>> start
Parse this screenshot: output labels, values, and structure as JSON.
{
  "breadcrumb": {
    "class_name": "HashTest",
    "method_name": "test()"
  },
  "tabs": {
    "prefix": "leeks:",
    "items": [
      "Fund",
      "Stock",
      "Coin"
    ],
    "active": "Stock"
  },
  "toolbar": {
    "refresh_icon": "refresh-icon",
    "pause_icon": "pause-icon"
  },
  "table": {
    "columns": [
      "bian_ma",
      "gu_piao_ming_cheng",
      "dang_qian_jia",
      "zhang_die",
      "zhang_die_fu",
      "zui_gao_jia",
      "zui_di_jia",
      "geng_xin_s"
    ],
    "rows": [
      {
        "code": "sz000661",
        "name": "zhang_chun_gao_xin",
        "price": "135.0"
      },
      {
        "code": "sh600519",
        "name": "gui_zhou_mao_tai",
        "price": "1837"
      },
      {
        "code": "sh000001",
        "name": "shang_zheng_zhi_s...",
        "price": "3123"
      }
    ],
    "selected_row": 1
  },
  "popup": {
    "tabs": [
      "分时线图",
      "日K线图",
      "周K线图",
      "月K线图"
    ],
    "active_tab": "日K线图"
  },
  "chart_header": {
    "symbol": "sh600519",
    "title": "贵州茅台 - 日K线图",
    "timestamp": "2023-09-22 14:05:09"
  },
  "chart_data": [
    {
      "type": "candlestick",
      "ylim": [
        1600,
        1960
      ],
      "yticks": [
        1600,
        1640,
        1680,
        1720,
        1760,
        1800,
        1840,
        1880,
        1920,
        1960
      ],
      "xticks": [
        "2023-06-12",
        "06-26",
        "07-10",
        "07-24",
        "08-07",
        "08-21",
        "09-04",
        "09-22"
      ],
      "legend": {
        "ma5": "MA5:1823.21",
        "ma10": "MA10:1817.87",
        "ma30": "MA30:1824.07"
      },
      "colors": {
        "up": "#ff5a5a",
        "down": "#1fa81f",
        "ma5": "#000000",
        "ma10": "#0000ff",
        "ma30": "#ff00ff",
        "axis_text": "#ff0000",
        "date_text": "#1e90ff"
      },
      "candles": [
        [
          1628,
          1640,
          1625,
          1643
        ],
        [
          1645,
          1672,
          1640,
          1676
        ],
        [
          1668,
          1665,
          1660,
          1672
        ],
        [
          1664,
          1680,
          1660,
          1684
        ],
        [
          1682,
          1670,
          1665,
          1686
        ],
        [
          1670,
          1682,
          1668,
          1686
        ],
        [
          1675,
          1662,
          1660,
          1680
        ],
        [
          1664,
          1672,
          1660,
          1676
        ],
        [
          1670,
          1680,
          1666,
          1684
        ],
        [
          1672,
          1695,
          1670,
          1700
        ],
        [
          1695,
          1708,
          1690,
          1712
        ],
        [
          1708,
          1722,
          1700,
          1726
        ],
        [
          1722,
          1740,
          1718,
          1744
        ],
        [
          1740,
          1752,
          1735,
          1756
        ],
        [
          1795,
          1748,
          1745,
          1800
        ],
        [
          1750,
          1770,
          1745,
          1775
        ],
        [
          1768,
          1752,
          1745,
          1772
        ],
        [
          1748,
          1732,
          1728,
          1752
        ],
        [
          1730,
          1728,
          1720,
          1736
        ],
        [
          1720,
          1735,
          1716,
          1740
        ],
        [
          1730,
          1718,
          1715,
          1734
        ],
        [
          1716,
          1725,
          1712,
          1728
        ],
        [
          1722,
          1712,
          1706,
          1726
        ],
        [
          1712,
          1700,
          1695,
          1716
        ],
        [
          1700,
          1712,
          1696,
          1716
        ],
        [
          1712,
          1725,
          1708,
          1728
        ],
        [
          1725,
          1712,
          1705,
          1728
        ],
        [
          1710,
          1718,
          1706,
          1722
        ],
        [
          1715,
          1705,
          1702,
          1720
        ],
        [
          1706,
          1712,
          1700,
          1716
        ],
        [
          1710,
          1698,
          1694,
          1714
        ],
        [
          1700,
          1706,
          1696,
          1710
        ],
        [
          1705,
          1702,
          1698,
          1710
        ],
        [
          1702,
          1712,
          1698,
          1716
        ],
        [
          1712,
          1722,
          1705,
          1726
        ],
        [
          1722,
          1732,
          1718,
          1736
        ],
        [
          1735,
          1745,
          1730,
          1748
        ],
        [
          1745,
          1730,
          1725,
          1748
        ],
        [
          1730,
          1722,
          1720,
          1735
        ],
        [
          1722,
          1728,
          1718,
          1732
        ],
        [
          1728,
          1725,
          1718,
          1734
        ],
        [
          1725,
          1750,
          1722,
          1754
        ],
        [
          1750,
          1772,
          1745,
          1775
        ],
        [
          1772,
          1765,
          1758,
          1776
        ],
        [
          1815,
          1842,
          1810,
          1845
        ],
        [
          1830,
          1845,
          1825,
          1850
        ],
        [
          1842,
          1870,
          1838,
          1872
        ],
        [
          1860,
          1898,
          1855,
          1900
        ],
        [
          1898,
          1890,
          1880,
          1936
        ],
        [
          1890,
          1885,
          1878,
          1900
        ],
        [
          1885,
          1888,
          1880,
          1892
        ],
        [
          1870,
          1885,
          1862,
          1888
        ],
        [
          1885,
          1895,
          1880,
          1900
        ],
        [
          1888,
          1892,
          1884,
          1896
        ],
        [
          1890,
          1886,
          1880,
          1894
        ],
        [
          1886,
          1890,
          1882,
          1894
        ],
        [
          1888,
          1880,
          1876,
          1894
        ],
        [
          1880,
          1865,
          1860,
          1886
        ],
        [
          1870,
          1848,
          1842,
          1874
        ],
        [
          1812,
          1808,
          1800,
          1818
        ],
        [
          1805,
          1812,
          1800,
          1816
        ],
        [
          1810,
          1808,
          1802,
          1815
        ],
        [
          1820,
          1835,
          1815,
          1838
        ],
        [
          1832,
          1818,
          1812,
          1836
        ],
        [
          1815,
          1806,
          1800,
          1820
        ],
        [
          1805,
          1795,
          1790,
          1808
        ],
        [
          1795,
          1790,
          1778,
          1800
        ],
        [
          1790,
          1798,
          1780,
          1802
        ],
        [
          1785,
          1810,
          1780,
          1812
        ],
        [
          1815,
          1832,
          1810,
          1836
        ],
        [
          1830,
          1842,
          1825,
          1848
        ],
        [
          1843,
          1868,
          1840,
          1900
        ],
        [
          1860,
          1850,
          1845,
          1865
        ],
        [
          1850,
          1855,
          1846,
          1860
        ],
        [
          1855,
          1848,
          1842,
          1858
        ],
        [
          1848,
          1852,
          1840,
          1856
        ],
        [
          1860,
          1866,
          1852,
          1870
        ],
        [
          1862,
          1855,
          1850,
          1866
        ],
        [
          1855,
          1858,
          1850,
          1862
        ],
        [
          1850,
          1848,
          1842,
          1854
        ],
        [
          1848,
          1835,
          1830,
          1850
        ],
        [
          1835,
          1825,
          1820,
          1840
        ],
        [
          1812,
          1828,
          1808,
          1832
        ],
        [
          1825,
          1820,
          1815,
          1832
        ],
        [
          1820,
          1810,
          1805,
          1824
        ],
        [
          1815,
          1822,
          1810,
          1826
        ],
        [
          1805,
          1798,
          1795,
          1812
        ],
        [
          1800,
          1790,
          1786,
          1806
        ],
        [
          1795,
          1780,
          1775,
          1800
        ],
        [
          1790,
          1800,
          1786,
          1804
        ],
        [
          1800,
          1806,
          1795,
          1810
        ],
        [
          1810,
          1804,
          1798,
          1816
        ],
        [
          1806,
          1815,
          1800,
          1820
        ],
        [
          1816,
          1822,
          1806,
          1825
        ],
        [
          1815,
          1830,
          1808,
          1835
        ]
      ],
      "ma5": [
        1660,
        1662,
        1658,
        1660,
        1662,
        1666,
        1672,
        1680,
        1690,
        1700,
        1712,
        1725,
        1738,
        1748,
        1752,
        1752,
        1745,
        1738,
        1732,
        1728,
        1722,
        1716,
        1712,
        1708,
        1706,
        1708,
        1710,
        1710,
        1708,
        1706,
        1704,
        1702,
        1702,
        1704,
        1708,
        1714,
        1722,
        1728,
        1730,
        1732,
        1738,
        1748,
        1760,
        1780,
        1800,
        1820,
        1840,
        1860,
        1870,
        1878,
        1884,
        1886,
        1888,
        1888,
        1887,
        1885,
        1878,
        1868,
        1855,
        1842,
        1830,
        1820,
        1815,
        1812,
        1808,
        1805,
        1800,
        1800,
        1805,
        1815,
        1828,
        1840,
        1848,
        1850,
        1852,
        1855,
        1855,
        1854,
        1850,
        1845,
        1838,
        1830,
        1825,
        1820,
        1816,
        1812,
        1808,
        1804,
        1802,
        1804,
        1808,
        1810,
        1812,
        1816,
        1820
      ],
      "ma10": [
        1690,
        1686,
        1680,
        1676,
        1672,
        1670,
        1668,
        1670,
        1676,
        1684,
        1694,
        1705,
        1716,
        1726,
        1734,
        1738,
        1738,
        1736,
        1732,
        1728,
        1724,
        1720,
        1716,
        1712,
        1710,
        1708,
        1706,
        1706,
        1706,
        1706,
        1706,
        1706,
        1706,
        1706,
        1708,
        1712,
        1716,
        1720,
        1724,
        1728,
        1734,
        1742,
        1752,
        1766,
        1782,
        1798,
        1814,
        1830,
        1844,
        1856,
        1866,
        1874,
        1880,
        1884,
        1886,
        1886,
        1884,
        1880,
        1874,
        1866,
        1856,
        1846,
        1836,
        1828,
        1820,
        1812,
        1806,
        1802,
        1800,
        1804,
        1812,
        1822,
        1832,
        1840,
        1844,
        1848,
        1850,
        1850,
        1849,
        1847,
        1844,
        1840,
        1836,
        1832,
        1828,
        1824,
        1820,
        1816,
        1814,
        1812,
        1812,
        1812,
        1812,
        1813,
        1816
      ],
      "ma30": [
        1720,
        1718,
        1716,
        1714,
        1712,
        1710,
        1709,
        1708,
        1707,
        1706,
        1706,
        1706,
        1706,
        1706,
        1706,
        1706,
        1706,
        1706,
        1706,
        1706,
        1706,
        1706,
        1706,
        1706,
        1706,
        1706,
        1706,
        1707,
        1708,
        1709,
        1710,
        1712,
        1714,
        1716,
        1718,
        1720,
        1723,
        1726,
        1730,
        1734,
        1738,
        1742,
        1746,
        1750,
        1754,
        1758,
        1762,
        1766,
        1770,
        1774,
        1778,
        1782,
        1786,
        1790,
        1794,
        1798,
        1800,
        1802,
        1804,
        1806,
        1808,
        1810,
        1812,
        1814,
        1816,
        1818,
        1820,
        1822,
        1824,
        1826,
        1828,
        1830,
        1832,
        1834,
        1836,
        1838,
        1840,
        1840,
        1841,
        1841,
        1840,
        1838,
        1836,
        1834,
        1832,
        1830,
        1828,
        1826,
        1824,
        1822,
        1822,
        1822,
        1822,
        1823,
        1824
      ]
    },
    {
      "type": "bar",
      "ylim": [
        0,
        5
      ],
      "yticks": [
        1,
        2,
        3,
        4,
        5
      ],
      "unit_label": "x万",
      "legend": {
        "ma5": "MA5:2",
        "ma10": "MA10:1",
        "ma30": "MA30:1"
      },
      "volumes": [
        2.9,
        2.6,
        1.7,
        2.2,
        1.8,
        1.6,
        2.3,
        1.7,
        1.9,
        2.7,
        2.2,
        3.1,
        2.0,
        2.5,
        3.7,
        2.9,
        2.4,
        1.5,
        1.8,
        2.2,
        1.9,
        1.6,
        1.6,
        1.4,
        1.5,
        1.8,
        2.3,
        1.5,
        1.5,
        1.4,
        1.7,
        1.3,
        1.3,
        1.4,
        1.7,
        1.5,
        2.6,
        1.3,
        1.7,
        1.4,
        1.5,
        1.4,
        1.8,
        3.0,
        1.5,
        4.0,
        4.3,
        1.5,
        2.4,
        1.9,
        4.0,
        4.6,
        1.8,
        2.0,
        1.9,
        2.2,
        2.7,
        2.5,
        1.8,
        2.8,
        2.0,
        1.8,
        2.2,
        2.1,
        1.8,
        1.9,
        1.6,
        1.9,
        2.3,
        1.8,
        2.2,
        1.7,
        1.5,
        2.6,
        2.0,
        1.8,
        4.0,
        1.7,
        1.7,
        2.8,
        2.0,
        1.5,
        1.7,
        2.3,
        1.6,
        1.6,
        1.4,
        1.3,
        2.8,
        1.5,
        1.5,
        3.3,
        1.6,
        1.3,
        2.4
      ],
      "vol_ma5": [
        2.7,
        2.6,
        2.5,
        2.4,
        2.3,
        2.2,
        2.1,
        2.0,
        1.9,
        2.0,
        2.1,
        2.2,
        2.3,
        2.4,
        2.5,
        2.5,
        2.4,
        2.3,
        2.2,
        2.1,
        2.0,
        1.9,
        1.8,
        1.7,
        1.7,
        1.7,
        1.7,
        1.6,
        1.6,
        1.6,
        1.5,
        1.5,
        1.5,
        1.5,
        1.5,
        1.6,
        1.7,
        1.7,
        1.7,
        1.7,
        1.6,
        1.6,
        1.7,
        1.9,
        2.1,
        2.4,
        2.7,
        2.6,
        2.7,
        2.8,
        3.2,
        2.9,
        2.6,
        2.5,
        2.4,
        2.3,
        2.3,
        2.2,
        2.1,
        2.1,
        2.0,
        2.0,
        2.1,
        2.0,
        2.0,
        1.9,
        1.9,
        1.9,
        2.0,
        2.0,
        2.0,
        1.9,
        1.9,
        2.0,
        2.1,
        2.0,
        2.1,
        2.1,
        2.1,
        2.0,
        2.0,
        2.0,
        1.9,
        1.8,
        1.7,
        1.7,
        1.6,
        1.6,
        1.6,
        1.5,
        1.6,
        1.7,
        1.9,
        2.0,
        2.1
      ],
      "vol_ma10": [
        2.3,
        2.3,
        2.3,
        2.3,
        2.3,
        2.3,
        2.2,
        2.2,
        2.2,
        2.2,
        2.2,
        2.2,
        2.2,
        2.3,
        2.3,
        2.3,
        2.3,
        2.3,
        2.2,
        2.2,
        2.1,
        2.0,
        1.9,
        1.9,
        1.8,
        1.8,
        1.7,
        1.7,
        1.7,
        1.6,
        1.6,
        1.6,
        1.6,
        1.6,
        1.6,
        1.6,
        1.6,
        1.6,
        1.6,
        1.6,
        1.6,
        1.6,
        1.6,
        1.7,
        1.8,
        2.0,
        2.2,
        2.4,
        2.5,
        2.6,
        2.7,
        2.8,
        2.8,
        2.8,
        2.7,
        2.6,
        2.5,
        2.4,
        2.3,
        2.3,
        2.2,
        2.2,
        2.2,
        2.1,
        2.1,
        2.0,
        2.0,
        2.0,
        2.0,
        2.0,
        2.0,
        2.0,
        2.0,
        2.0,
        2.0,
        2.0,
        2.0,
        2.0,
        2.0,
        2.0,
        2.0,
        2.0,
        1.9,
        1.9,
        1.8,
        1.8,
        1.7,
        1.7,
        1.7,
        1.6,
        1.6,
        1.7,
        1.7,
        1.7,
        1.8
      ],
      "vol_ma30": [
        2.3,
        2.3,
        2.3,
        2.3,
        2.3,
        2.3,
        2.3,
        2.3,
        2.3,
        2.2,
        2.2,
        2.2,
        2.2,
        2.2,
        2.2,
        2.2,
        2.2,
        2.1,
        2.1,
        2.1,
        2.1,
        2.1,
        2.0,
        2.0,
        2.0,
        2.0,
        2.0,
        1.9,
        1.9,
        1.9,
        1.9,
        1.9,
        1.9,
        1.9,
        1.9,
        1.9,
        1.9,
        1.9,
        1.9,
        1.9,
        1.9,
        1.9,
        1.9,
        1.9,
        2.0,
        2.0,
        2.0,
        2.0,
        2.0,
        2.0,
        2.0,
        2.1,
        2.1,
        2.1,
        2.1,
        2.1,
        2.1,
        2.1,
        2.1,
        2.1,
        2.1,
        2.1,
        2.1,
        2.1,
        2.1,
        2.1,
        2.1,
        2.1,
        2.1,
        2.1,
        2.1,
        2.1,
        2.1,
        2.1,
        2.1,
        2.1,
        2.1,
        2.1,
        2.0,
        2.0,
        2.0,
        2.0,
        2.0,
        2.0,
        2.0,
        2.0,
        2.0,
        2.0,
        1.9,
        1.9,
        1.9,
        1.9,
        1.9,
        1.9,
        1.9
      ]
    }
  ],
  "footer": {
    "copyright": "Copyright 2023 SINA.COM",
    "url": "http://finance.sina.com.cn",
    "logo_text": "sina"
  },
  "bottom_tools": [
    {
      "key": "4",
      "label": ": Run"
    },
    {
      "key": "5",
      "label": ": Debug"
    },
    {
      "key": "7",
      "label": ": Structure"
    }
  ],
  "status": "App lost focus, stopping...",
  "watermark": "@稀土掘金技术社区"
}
>> end
* [AIM OF THE EXERCISE] Of the lines above, how many contain the word "icon"? Provide the number and nothing else.

* [FINAL RESULT] 2